§ EXERCISE AIM: Each entry below is to be transcribed exactly.

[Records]
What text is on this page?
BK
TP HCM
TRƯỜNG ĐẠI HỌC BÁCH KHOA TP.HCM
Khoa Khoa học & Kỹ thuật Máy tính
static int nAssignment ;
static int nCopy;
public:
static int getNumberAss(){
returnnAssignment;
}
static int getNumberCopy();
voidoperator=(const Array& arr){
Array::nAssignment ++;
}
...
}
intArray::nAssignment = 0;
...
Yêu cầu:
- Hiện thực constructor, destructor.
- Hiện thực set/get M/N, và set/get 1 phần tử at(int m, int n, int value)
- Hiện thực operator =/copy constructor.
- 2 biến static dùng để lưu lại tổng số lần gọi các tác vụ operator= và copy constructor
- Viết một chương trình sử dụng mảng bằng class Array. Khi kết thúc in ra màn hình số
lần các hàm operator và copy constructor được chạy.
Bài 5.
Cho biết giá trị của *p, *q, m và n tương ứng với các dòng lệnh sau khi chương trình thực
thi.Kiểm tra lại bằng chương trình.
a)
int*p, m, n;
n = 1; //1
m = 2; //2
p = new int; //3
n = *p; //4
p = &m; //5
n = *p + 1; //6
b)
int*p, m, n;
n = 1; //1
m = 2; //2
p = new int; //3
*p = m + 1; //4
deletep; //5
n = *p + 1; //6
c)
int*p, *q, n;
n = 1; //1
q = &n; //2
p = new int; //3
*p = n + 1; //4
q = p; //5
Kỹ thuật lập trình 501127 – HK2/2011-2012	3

§ RESPONSE FOR THIS EXERCISE:
What text is on this page?
BK
TP HCM
TRƯỜNG ĐẠI HỌC BÁCH KHOA TP.HCM
Khoa Khoa học & Kỹ thuật Máy tính
static int nAssignment ;
static int nCopy;
public:
static int getNumberAss(){
returnnAssignment;
}
static int getNumberCopy();
voidoperator=(const Array& arr){
Array::nAssignment ++;
}
...
}
intArray::nAssignment = 0;
...
Yêu cầu:
- Hiện thực constructor, destructor.
- Hiện thực set/get M/N, và set/get 1 phần tử at(int m, int n, int value)
- Hiện thực operator =/copy constructor.
- 2 biến static dùng để lưu lại tổng số lần gọi các tác vụ operator= và copy constructor
- Viết một chương trình sử dụng mảng bằng class Array. Khi kết thúc in ra màn hình số
lần các hàm operator và copy constructor được chạy.
Bài 5.
Cho biết giá trị của *p, *q, m và n tương ứng với các dòng lệnh sau khi chương trình thực
thi.Kiểm tra lại bằng chương trình.
a)
int*p, m, n;
n = 1; //1
m = 2; //2
p = new int; //3
n = *p; //4
p = &m; //5
n = *p + 1; //6
b)
int*p, m, n;
n = 1; //1
m = 2; //2
p = new int; //3
*p = m + 1; //4
deletep; //5
n = *p + 1; //6
c)
int*p, *q, n;
n = 1; //1
q = &n; //2
p = new int; //3
*p = n + 1; //4
q = p; //5
Kỹ thuật lập trình 501127 – HK2/2011-2012	3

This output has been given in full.